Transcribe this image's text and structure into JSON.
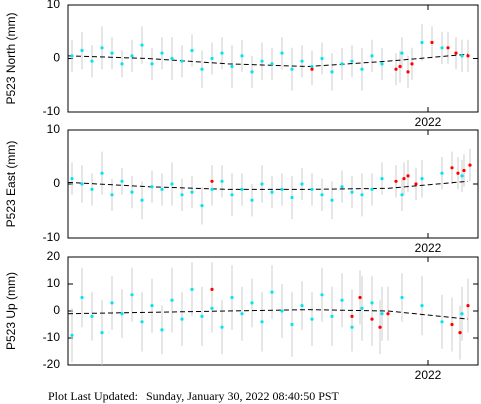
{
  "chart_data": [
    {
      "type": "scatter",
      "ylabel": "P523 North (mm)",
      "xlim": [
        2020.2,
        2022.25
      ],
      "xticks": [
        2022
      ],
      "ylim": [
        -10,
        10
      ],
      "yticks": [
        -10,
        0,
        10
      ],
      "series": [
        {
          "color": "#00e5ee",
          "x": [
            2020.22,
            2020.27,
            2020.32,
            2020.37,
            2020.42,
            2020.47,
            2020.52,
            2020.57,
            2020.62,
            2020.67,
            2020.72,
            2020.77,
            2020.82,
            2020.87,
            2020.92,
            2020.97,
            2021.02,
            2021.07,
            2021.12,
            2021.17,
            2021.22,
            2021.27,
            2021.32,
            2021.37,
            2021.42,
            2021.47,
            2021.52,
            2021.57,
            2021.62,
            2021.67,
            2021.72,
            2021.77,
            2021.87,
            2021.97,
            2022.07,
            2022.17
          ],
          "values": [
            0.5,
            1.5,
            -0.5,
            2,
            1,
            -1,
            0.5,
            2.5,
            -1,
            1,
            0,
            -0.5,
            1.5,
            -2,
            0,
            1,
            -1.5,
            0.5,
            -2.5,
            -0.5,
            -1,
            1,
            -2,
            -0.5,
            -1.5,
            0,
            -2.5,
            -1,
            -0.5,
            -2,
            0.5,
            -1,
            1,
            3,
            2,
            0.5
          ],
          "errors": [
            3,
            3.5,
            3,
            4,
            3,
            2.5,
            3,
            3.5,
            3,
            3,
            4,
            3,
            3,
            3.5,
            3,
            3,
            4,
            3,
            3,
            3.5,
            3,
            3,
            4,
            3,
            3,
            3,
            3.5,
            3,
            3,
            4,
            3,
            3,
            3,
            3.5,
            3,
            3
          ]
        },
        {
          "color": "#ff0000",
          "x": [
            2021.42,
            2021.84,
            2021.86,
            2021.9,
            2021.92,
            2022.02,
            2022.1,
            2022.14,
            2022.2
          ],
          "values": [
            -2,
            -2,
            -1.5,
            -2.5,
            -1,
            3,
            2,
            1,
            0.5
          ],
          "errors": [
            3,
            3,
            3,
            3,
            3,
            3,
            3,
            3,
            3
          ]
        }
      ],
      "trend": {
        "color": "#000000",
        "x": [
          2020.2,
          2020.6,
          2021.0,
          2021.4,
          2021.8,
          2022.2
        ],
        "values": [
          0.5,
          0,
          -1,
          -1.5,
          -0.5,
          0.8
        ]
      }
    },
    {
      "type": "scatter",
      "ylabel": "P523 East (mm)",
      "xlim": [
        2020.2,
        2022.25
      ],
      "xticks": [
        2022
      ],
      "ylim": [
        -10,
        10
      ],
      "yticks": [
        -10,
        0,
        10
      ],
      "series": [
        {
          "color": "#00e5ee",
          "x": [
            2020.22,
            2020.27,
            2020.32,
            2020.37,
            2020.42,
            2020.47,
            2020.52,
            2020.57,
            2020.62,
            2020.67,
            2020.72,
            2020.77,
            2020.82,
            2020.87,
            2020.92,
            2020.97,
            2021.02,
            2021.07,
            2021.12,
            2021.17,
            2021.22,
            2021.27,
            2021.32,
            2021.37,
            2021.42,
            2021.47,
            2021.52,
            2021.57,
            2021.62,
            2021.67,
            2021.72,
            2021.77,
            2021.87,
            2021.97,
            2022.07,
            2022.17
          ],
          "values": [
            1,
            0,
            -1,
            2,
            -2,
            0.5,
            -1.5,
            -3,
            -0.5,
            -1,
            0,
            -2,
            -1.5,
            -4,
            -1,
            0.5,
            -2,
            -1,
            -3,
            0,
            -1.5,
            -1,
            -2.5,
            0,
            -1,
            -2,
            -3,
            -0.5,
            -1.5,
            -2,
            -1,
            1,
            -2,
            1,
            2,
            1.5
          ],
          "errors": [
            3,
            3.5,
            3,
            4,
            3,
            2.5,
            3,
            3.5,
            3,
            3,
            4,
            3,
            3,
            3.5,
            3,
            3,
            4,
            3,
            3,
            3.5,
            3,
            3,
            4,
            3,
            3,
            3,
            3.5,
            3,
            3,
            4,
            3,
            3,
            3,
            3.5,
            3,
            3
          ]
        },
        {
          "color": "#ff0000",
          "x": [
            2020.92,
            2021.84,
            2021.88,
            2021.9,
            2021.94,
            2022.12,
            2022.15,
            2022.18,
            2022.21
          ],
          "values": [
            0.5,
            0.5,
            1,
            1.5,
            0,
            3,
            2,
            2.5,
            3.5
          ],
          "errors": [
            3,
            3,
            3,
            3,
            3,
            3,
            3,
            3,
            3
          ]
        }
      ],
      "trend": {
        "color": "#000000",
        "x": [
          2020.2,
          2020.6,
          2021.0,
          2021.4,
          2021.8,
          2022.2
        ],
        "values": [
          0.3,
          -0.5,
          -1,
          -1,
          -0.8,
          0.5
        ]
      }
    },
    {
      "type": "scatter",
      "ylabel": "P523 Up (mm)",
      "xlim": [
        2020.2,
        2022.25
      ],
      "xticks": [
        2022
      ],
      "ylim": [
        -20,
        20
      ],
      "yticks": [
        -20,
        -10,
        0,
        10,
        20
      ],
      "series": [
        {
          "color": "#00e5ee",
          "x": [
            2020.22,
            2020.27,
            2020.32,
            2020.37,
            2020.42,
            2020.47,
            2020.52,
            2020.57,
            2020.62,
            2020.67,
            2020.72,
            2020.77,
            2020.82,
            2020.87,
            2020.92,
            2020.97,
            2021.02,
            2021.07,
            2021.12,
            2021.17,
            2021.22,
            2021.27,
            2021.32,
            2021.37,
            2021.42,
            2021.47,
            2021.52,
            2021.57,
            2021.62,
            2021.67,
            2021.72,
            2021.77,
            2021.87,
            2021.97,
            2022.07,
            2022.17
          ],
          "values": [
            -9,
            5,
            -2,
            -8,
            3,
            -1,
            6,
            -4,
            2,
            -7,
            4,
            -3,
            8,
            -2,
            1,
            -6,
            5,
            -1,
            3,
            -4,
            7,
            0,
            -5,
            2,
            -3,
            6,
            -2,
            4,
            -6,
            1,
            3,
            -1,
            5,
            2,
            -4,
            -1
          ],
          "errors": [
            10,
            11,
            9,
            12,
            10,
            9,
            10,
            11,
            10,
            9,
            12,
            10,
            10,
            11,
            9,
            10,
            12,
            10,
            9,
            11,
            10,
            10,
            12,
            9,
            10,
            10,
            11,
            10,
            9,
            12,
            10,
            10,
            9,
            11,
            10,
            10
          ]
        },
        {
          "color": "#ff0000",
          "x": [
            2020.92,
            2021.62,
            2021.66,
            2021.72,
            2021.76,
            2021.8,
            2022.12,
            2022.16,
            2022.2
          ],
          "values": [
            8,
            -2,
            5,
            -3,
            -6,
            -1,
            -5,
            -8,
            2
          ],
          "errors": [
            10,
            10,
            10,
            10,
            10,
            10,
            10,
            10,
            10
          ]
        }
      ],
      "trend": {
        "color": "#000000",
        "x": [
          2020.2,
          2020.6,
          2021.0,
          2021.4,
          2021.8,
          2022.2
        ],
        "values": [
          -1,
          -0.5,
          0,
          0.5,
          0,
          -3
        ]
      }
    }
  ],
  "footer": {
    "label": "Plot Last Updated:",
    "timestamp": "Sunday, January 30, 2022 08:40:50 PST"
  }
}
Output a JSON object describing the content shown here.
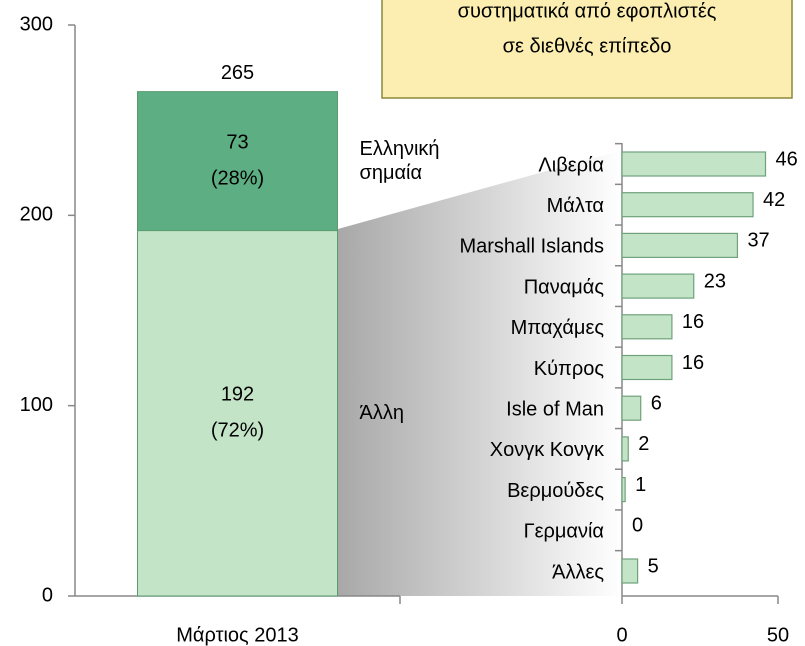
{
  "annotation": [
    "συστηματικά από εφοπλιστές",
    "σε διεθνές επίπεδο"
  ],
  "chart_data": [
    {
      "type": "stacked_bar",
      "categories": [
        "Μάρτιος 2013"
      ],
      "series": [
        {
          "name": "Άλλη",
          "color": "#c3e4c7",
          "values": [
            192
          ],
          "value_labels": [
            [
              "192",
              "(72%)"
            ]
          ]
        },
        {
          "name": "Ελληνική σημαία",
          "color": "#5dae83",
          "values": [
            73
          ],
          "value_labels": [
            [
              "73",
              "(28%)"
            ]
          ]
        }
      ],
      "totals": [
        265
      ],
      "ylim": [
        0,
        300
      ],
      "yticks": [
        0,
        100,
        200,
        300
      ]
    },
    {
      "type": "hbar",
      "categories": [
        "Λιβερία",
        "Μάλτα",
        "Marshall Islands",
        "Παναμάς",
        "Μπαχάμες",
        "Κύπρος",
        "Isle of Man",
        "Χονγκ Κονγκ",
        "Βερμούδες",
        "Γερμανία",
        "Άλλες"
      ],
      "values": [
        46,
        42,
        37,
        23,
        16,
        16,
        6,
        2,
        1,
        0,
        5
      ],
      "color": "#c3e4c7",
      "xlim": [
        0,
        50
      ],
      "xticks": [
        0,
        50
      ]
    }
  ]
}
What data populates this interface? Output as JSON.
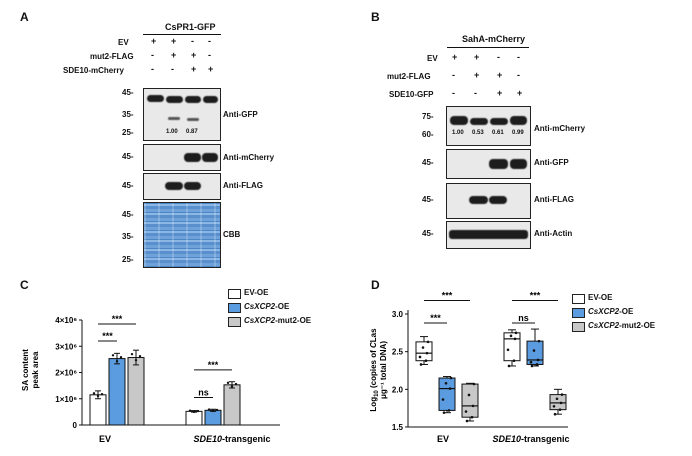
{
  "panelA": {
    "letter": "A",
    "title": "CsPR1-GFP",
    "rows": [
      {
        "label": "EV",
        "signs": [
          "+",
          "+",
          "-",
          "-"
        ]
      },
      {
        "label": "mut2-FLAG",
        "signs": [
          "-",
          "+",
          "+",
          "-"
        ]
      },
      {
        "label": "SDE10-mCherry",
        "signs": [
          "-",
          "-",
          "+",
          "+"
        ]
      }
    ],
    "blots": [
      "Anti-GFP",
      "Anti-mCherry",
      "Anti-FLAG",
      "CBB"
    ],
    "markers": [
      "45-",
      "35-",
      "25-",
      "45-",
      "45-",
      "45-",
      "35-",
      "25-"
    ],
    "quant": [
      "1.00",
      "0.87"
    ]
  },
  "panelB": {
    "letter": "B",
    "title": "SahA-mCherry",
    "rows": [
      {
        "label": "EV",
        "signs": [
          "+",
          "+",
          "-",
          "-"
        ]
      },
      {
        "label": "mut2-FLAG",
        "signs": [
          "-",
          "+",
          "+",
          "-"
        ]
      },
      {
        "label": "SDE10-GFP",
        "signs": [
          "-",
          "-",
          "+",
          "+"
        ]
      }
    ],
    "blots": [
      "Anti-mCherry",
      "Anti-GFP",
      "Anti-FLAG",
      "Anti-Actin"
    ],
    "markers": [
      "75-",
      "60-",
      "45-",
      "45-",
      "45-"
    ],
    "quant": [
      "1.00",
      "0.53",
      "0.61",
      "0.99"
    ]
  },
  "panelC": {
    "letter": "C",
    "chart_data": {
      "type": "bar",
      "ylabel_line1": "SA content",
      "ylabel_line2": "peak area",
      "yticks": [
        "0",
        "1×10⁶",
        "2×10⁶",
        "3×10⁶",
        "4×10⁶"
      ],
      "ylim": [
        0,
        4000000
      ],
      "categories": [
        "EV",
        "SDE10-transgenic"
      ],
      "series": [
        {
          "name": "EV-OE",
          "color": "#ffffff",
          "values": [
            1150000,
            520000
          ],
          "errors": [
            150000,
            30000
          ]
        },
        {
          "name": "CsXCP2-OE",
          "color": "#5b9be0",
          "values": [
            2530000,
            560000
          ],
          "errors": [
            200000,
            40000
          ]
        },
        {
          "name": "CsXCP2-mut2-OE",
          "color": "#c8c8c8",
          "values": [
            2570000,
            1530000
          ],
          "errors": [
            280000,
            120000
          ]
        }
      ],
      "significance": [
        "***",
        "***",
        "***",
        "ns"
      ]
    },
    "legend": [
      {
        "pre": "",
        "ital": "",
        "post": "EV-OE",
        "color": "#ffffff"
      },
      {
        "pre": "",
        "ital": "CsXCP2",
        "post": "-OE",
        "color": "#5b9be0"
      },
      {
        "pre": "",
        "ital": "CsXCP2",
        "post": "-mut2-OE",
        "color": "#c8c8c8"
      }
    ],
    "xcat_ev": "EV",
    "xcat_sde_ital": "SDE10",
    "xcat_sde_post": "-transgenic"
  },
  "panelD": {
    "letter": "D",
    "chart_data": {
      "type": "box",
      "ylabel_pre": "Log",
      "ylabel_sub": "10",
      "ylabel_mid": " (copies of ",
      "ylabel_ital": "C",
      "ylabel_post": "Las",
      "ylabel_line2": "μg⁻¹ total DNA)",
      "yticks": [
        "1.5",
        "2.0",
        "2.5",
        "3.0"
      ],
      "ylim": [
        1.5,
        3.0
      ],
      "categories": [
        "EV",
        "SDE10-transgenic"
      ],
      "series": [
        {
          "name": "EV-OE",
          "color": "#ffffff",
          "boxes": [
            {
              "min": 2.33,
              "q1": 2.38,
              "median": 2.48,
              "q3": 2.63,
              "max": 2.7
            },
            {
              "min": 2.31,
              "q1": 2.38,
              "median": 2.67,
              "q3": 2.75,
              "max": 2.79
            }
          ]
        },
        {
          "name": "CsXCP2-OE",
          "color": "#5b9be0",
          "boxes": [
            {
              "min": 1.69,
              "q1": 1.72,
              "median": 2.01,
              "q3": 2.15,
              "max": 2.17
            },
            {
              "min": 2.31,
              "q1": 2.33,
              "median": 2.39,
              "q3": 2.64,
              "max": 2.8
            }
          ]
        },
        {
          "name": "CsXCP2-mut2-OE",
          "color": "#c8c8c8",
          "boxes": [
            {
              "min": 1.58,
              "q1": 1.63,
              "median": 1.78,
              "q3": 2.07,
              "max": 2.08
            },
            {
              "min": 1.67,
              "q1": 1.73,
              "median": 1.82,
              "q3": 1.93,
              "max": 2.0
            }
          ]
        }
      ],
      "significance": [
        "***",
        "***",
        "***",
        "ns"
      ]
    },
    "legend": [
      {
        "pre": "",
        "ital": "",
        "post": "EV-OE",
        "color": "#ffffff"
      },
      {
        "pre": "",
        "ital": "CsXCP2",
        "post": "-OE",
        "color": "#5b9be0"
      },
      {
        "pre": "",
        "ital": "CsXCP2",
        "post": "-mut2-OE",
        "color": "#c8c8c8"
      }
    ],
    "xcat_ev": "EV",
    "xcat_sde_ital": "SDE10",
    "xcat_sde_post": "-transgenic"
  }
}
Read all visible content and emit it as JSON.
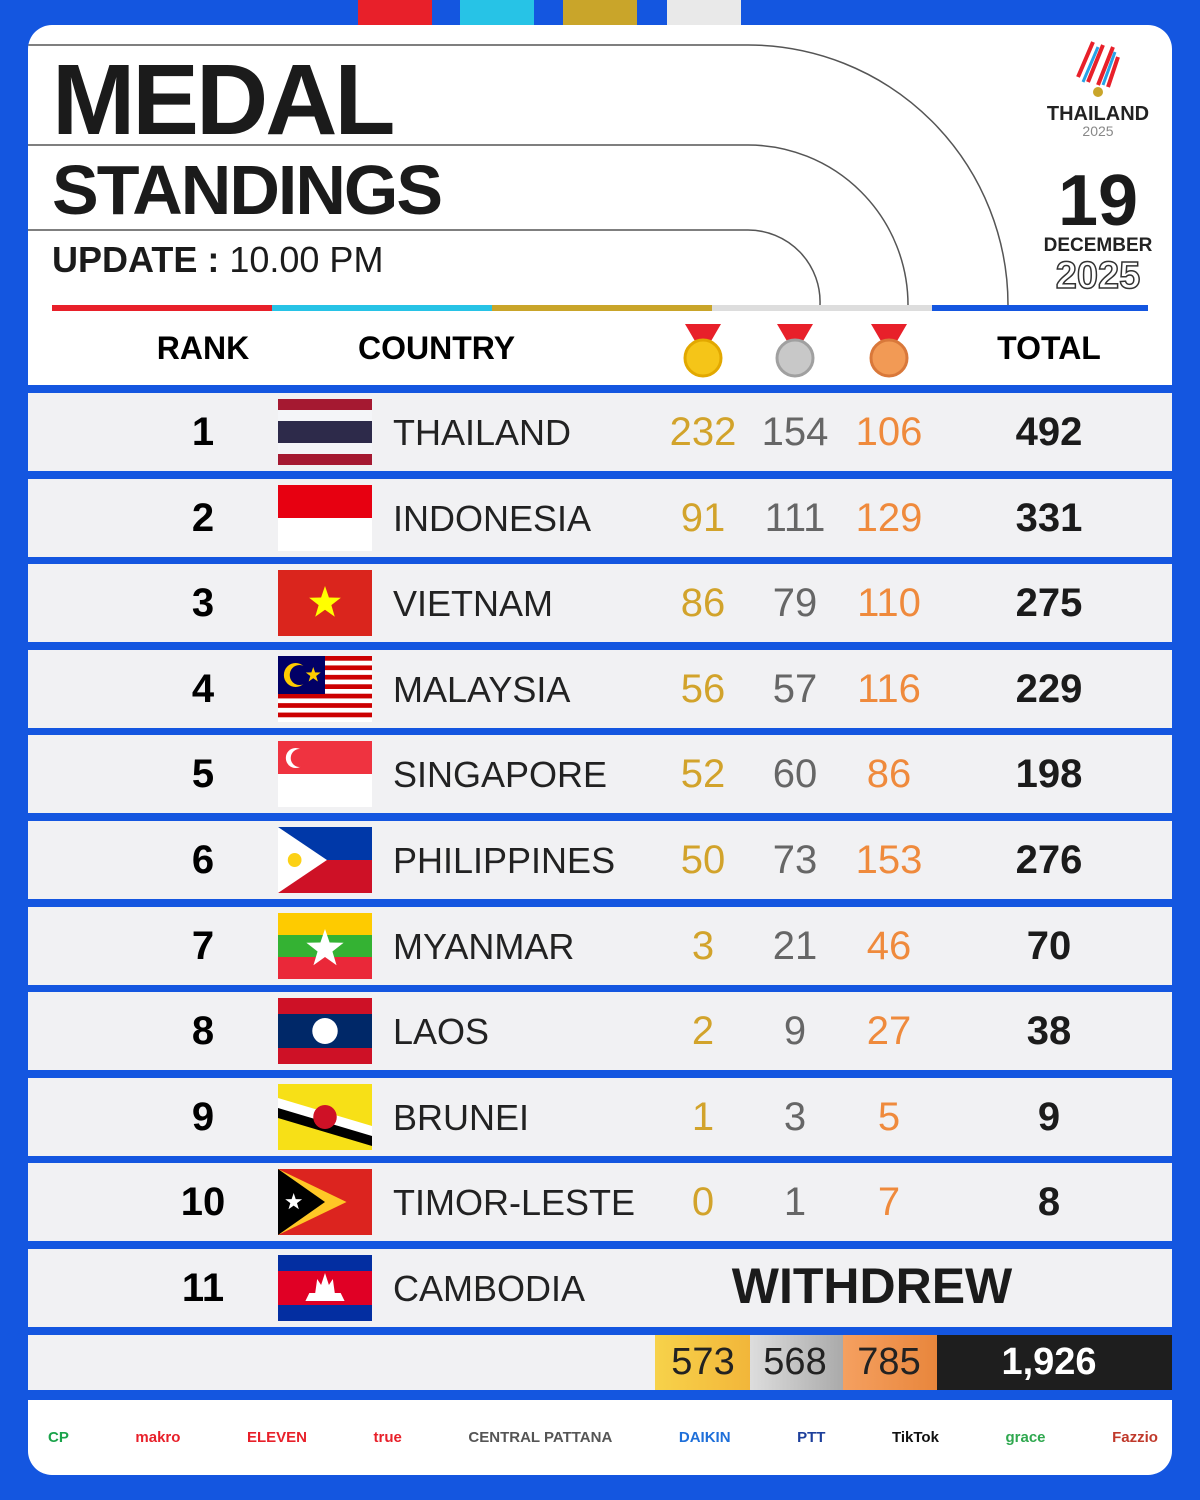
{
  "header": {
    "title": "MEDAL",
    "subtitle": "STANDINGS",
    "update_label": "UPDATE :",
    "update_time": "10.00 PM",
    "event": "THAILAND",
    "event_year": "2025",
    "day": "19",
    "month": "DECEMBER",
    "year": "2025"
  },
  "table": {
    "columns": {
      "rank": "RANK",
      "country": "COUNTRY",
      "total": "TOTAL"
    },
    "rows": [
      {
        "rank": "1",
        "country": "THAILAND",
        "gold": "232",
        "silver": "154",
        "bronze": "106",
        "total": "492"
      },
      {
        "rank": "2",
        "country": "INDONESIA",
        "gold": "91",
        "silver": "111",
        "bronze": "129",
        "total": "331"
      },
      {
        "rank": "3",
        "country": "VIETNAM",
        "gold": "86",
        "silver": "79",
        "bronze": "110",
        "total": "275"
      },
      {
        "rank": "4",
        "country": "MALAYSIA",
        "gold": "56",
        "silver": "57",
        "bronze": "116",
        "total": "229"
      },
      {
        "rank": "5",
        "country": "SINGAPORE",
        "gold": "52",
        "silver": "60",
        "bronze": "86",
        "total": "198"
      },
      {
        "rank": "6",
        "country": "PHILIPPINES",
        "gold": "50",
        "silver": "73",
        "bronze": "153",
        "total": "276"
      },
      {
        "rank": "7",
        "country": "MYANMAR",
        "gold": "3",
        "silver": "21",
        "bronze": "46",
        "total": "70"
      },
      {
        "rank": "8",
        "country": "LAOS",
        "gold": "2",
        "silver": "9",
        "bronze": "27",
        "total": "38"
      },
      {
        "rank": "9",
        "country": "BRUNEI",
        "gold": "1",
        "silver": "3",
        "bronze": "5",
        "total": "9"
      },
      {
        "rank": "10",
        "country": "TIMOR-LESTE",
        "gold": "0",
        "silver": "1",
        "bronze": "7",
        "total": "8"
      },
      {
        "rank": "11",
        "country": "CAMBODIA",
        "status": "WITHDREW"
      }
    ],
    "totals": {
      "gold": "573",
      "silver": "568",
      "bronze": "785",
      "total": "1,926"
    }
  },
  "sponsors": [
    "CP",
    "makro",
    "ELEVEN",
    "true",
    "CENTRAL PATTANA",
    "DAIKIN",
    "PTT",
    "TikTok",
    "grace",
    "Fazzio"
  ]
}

□ □ □ □

[TASK INSTRUCTIONS] Where a line above contains the word "median", copy that line.

[RESPONSE TO THIS TASK]
              "median": 2.48,
              "median": 2.67,
              "median": 2.01,
              "median": 2.39,
              "median": 1.78,
              "median": 1.82,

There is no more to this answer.